**SHORT EXERCISE:** Make an exact copy of the lines, leaving the pictures out.

BEGIN PROVIDED DATA

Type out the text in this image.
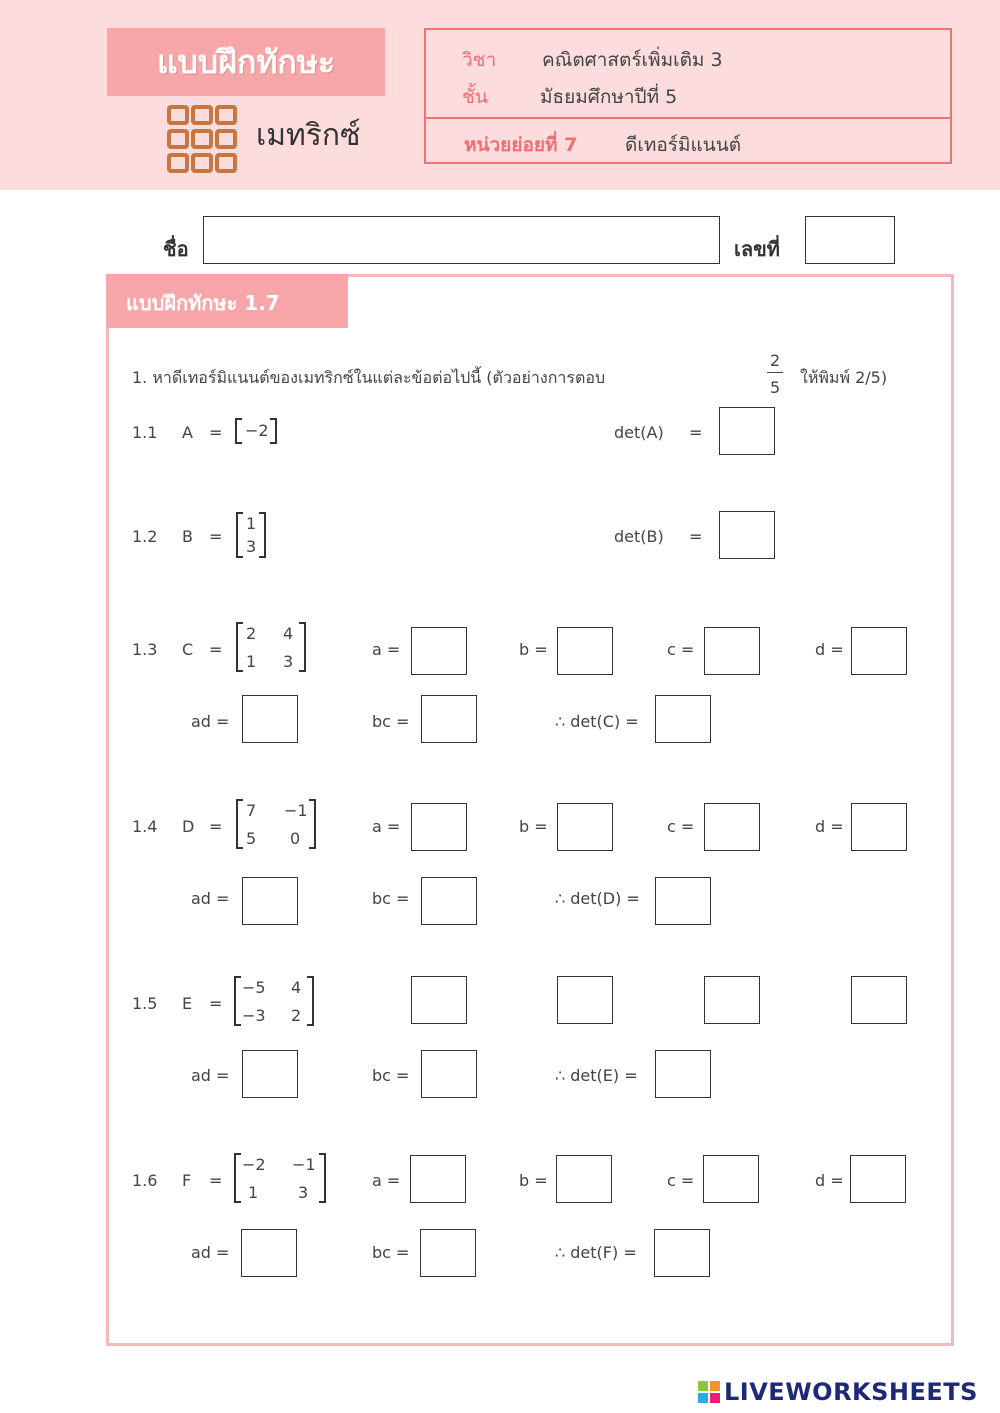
แบบฝึกทักษะ
เมทริกซ์
วิชา คณิตศาสตร์เพิ่มเติม 3
ชั้น	มัธยมศึกษาปีที่ 5
หน่วยย่อยที่ 7	ดีเทอร์มิแนนต์
ชื่อ	เลขที่
แบบฝึกทักษะ 1.7
1. หาดีเทอร์มิแนนต์ของเมทริกซ์ในแต่ละข้อต่อไปนี้ (ตัวอย่างการตอบ
2
5
ให้พิมพ์ 2/5)
1.1 A = −2	det(A) =
1.2 B =
1
3
det(B) =
1.3 C =
2 4
1 3
a =	b =	c =	d =
ad =	bc =	∴ det(C) =
1.4 D =
7 −1
5 0
a =	b =	c =	d =
ad =	bc =	∴ det(D) =
1.5 E =
−5 4
−3 2
ad =	bc =	∴ det(E) =
1.6 F =
−2 −1
1 3
a =	b =	c =	d =
ad =	bc =	∴ det(F) =
LIVEWORKSHEETS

END PROVIDED DATA

**SOLUTION TO THIS EXERCISE:**
Type out the text in this image.
แบบฝึกทักษะ
เมทริกซ์
วิชา คณิตศาสตร์เพิ่มเติม 3
ชั้น	มัธยมศึกษาปีที่ 5
หน่วยย่อยที่ 7	ดีเทอร์มิแนนต์
ชื่อ	เลขที่
แบบฝึกทักษะ 1.7
1. หาดีเทอร์มิแนนต์ของเมทริกซ์ในแต่ละข้อต่อไปนี้ (ตัวอย่างการตอบ
2
5
ให้พิมพ์ 2/5)
1.1 A = −2	det(A) =
1.2 B =
1
3
det(B) =
1.3 C =
2 4
1 3
a =	b =	c =	d =
ad =	bc =	∴ det(C) =
1.4 D =
7 −1
5 0
a =	b =	c =	d =
ad =	bc =	∴ det(D) =
1.5 E =
−5 4
−3 2
ad =	bc =	∴ det(E) =
1.6 F =
−2 −1
1 3
a =	b =	c =	d =
ad =	bc =	∴ det(F) =
LIVEWORKSHEETS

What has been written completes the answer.